* WHAT IS EXPECTED *
Identify all lines in the listing that include the word "Decrease", and copy them out.

* Dataset entries *
* * * * * * *

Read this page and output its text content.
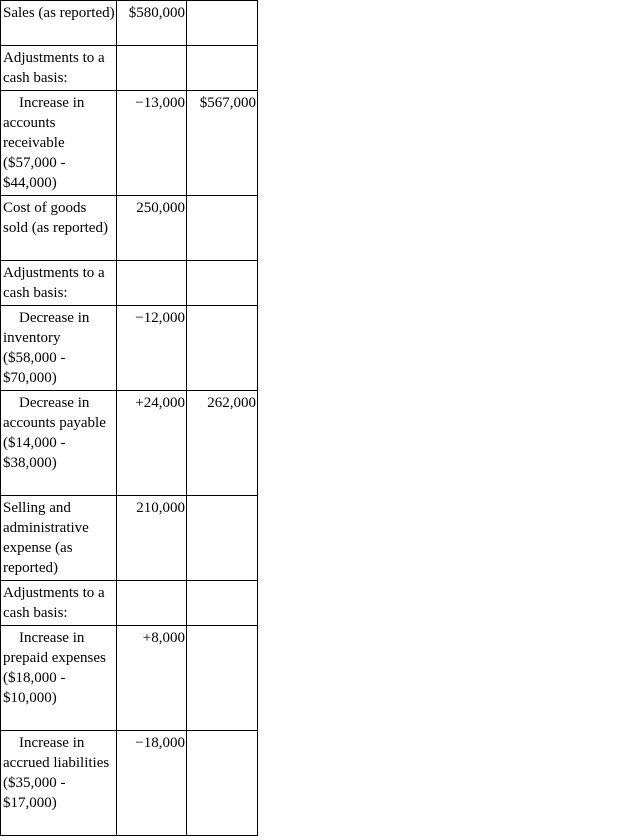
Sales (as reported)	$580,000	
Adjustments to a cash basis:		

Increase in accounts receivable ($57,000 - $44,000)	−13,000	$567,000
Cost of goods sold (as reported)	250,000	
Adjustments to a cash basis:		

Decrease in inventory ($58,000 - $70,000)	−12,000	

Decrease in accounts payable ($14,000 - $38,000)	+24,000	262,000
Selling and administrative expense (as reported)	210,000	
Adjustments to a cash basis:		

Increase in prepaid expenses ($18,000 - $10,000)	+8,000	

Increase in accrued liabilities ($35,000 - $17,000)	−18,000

* * * * * * *

* ANSWER FOR THIS EXERCISE *
Decrease in inventory ($58,000 - $70,000)	−12,000	
Decrease in accounts payable ($14,000 - $38,000)	+24,000	262,000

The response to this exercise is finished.